▶ **Work task**
Repeat every entry word for word; omit all pictures.

▶ **Given entries**
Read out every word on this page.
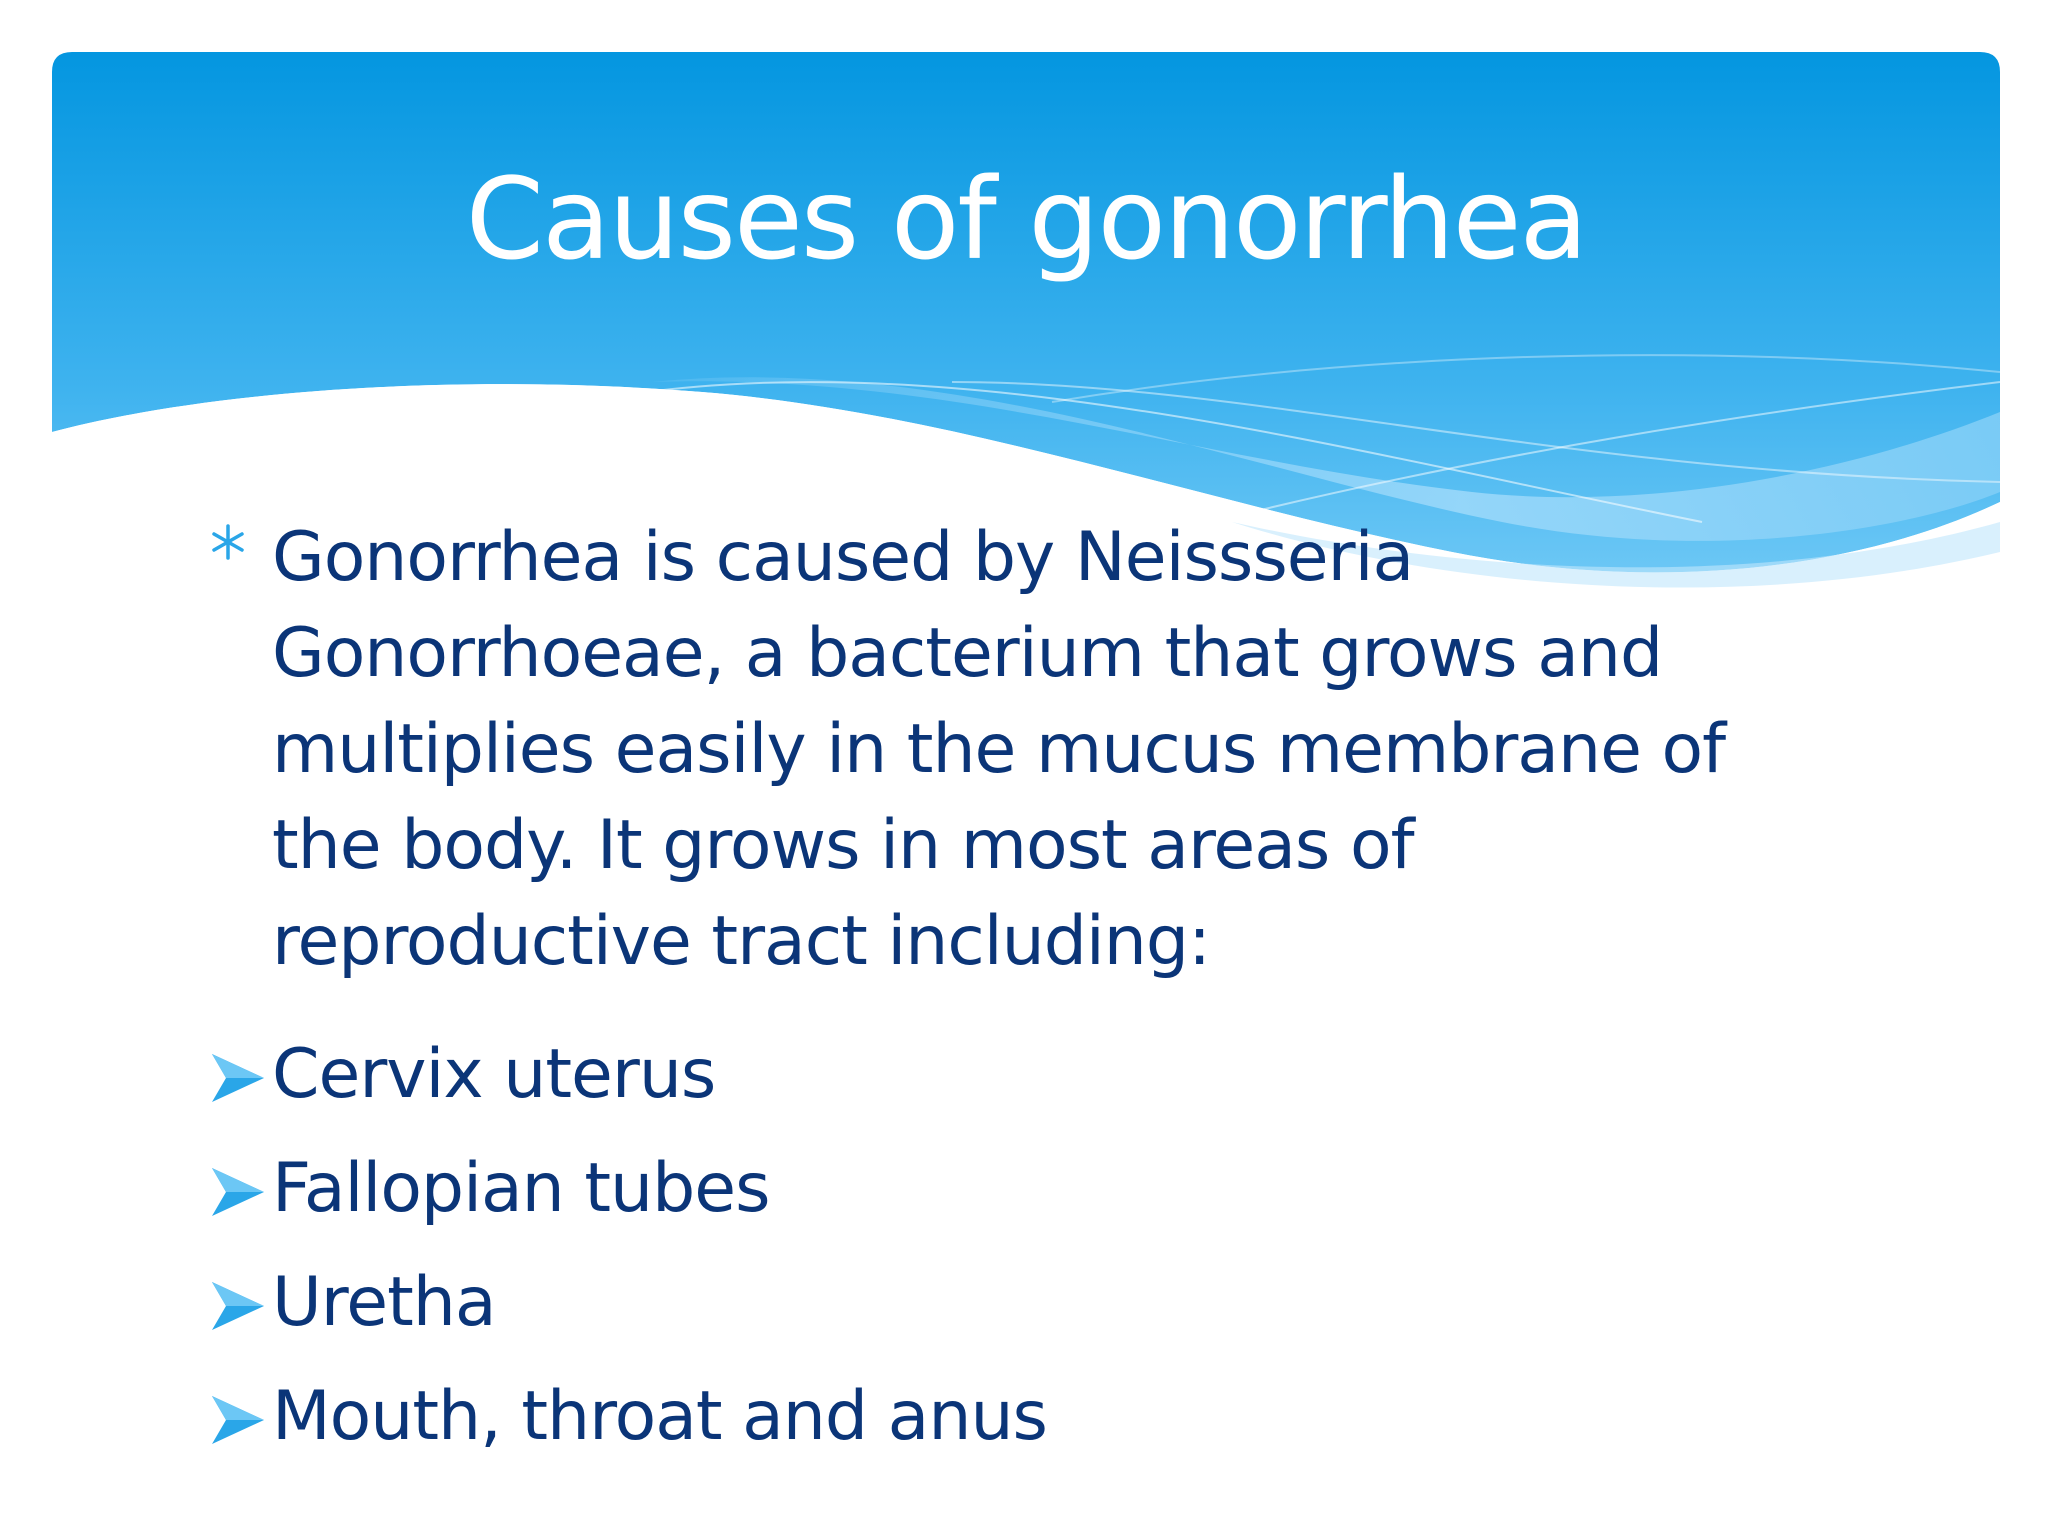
Causes of gonorrhea

Gonorrhea is caused by Neissseria Gonorrhoeae, a bacterium that grows and multiplies easily in the mucus membrane of the body. It grows in most areas of reproductive tract including:

Cervix uterus
Fallopian tubes
Uretha
Mouth, throat and anus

▶ **Output below**
Read out every word on this page.
Causes of gonorrhea

Gonorrhea is caused by Neissseria Gonorrhoeae, a bacterium that grows and multiplies easily in the mucus membrane of the body. It grows in most areas of reproductive tract including:

Cervix uterus
Fallopian tubes
Uretha
Mouth, throat and anus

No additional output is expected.